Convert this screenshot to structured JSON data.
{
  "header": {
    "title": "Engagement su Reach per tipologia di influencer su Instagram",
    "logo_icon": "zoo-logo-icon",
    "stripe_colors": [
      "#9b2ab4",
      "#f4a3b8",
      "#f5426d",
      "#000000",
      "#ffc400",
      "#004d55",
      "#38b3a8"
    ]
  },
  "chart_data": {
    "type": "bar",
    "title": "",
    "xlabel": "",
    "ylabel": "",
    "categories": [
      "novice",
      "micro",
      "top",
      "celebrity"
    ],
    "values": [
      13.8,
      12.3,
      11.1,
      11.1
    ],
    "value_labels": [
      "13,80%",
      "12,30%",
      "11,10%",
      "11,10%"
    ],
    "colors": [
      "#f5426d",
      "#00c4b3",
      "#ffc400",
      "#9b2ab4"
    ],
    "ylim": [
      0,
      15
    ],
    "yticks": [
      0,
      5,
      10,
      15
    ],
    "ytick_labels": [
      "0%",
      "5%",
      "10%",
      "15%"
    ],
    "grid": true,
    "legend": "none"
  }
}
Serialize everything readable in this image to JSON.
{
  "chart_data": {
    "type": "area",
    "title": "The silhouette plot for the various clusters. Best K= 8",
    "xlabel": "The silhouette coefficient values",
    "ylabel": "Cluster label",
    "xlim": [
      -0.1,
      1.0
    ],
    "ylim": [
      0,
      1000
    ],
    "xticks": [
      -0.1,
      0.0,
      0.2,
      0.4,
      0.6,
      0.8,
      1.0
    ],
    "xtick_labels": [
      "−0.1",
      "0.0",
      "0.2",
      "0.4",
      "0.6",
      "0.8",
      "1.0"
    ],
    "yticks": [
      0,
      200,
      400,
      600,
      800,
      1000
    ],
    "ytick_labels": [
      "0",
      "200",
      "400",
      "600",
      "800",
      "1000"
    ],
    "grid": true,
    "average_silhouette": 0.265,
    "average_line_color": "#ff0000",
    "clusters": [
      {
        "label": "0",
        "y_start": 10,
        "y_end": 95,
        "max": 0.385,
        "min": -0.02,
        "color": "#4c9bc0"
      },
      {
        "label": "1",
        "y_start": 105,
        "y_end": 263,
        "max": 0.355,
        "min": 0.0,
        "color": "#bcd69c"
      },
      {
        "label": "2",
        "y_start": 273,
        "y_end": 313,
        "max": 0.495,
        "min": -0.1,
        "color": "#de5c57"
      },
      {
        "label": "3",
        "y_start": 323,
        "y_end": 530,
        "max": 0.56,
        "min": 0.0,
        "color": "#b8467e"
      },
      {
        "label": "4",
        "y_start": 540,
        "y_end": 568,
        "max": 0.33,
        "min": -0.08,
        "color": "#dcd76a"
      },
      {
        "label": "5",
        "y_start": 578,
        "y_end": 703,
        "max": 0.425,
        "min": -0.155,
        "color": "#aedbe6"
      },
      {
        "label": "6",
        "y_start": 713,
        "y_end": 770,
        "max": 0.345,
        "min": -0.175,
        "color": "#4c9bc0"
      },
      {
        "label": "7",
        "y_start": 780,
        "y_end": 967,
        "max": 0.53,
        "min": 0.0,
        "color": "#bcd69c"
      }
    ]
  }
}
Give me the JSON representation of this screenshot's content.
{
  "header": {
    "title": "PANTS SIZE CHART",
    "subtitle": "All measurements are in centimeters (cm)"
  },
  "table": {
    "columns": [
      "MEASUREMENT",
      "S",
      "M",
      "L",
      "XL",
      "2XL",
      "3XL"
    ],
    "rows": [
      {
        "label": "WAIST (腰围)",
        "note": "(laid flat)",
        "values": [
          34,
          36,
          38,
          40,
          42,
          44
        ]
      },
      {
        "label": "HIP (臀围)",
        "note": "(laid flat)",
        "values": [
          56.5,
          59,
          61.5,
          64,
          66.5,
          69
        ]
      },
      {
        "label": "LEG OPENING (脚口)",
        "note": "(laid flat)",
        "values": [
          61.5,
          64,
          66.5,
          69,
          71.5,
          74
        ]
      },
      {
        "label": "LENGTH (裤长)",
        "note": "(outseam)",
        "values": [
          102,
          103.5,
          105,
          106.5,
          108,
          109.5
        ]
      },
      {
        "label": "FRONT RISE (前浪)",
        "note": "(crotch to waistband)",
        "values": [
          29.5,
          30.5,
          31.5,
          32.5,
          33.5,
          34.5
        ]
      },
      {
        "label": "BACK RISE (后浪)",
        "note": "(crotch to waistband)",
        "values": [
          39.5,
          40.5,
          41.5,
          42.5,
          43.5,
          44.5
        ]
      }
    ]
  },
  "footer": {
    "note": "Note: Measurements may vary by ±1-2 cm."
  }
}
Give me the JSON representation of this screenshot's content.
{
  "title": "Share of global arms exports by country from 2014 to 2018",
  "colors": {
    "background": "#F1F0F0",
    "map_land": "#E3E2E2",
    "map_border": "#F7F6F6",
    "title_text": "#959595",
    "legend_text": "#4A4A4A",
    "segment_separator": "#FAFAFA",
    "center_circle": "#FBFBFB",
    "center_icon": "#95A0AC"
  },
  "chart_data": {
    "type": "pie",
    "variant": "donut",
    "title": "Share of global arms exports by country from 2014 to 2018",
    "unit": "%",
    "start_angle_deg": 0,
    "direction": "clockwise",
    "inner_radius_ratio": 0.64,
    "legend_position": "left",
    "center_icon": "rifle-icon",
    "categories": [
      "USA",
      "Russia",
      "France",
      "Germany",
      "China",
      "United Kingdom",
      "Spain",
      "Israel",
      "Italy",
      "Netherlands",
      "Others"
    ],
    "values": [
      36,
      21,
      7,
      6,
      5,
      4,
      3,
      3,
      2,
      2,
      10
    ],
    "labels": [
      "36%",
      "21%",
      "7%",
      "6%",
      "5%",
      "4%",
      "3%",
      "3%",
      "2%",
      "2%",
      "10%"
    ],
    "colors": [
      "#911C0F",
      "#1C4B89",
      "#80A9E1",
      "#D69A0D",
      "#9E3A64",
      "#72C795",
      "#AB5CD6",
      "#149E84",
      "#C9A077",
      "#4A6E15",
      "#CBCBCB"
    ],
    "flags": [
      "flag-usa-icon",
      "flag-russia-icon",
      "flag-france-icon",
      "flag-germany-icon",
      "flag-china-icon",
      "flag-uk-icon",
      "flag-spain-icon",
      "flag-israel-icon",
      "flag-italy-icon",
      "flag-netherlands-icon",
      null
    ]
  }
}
§
Exercise brief: Give back the whole listing exactly as it reads.

Result of the exercise:
Convert this screenshot to structured JSON data.
{
  "header": {
    "title": "Engagement su Reach per tipologia di influencer su Instagram",
    "logo_icon": "zoo-logo-icon",
    "stripe_colors": [
      "#9b2ab4",
      "#f4a3b8",
      "#f5426d",
      "#000000",
      "#ffc400",
      "#004d55",
      "#38b3a8"
    ]
  },
  "chart_data": {
    "type": "bar",
    "title": "",
    "xlabel": "",
    "ylabel": "",
    "categories": [
      "novice",
      "micro",
      "top",
      "celebrity"
    ],
    "values": [
      13.8,
      12.3,
      11.1,
      11.1
    ],
    "value_labels": [
      "13,80%",
      "12,30%",
      "11,10%",
      "11,10%"
    ],
    "colors": [
      "#f5426d",
      "#00c4b3",
      "#ffc400",
      "#9b2ab4"
    ],
    "ylim": [
      0,
      15
    ],
    "yticks": [
      0,
      5,
      10,
      15
    ],
    "ytick_labels": [
      "0%",
      "5%",
      "10%",
      "15%"
    ],
    "grid": true,
    "legend": "none"
  }
}
Serialize everything readable in this image to JSON.
{
  "chart_data": {
    "type": "area",
    "title": "The silhouette plot for the various clusters. Best K= 8",
    "xlabel": "The silhouette coefficient values",
    "ylabel": "Cluster label",
    "xlim": [
      -0.1,
      1.0
    ],
    "ylim": [
      0,
      1000
    ],
    "xticks": [
      -0.1,
      0.0,
      0.2,
      0.4,
      0.6,
      0.8,
      1.0
    ],
    "xtick_labels": [
      "−0.1",
      "0.0",
      "0.2",
      "0.4",
      "0.6",
      "0.8",
      "1.0"
    ],
    "yticks": [
      0,
      200,
      400,
      600,
      800,
      1000
    ],
    "ytick_labels": [
      "0",
      "200",
      "400",
      "600",
      "800",
      "1000"
    ],
    "grid": true,
    "average_silhouette": 0.265,
    "average_line_color": "#ff0000",
    "clusters": [
      {
        "label": "0",
        "y_start": 10,
        "y_end": 95,
        "max": 0.385,
        "min": -0.02,
        "color": "#4c9bc0"
      },
      {
        "label": "1",
        "y_start": 105,
        "y_end": 263,
        "max": 0.355,
        "min": 0.0,
        "color": "#bcd69c"
      },
      {
        "label": "2",
        "y_start": 273,
        "y_end": 313,
        "max": 0.495,
        "min": -0.1,
        "color": "#de5c57"
      },
      {
        "label": "3",
        "y_start": 323,
        "y_end": 530,
        "max": 0.56,
        "min": 0.0,
        "color": "#b8467e"
      },
      {
        "label": "4",
        "y_start": 540,
        "y_end": 568,
        "max": 0.33,
        "min": -0.08,
        "color": "#dcd76a"
      },
      {
        "label": "5",
        "y_start": 578,
        "y_end": 703,
        "max": 0.425,
        "min": -0.155,
        "color": "#aedbe6"
      },
      {
        "label": "6",
        "y_start": 713,
        "y_end": 770,
        "max": 0.345,
        "min": -0.175,
        "color": "#4c9bc0"
      },
      {
        "label": "7",
        "y_start": 780,
        "y_end": 967,
        "max": 0.53,
        "min": 0.0,
        "color": "#bcd69c"
      }
    ]
  }
}
Give me the JSON representation of this screenshot's content.
{
  "header": {
    "title": "PANTS SIZE CHART",
    "subtitle": "All measurements are in centimeters (cm)"
  },
  "table": {
    "columns": [
      "MEASUREMENT",
      "S",
      "M",
      "L",
      "XL",
      "2XL",
      "3XL"
    ],
    "rows": [
      {
        "label": "WAIST (腰围)",
        "note": "(laid flat)",
        "values": [
          34,
          36,
          38,
          40,
          42,
          44
        ]
      },
      {
        "label": "HIP (臀围)",
        "note": "(laid flat)",
        "values": [
          56.5,
          59,
          61.5,
          64,
          66.5,
          69
        ]
      },
      {
        "label": "LEG OPENING (脚口)",
        "note": "(laid flat)",
        "values": [
          61.5,
          64,
          66.5,
          69,
          71.5,
          74
        ]
      },
      {
        "label": "LENGTH (裤长)",
        "note": "(outseam)",
        "values": [
          102,
          103.5,
          105,
          106.5,
          108,
          109.5
        ]
      },
      {
        "label": "FRONT RISE (前浪)",
        "note": "(crotch to waistband)",
        "values": [
          29.5,
          30.5,
          31.5,
          32.5,
          33.5,
          34.5
        ]
      },
      {
        "label": "BACK RISE (后浪)",
        "note": "(crotch to waistband)",
        "values": [
          39.5,
          40.5,
          41.5,
          42.5,
          43.5,
          44.5
        ]
      }
    ]
  },
  "footer": {
    "note": "Note: Measurements may vary by ±1-2 cm."
  }
}
Give me the JSON representation of this screenshot's content.
{
  "title": "Share of global arms exports by country from 2014 to 2018",
  "colors": {
    "background": "#F1F0F0",
    "map_land": "#E3E2E2",
    "map_border": "#F7F6F6",
    "title_text": "#959595",
    "legend_text": "#4A4A4A",
    "segment_separator": "#FAFAFA",
    "center_circle": "#FBFBFB",
    "center_icon": "#95A0AC"
  },
  "chart_data": {
    "type": "pie",
    "variant": "donut",
    "title": "Share of global arms exports by country from 2014 to 2018",
    "unit": "%",
    "start_angle_deg": 0,
    "direction": "clockwise",
    "inner_radius_ratio": 0.64,
    "legend_position": "left",
    "center_icon": "rifle-icon",
    "categories": [
      "USA",
      "Russia",
      "France",
      "Germany",
      "China",
      "United Kingdom",
      "Spain",
      "Israel",
      "Italy",
      "Netherlands",
      "Others"
    ],
    "values": [
      36,
      21,
      7,
      6,
      5,
      4,
      3,
      3,
      2,
      2,
      10
    ],
    "labels": [
      "36%",
      "21%",
      "7%",
      "6%",
      "5%",
      "4%",
      "3%",
      "3%",
      "2%",
      "2%",
      "10%"
    ],
    "colors": [
      "#911C0F",
      "#1C4B89",
      "#80A9E1",
      "#D69A0D",
      "#9E3A64",
      "#72C795",
      "#AB5CD6",
      "#149E84",
      "#C9A077",
      "#4A6E15",
      "#CBCBCB"
    ],
    "flags": [
      "flag-usa-icon",
      "flag-russia-icon",
      "flag-france-icon",
      "flag-germany-icon",
      "flag-china-icon",
      "flag-uk-icon",
      "flag-spain-icon",
      "flag-israel-icon",
      "flag-italy-icon",
      "flag-netherlands-icon",
      null
    ]
  }
}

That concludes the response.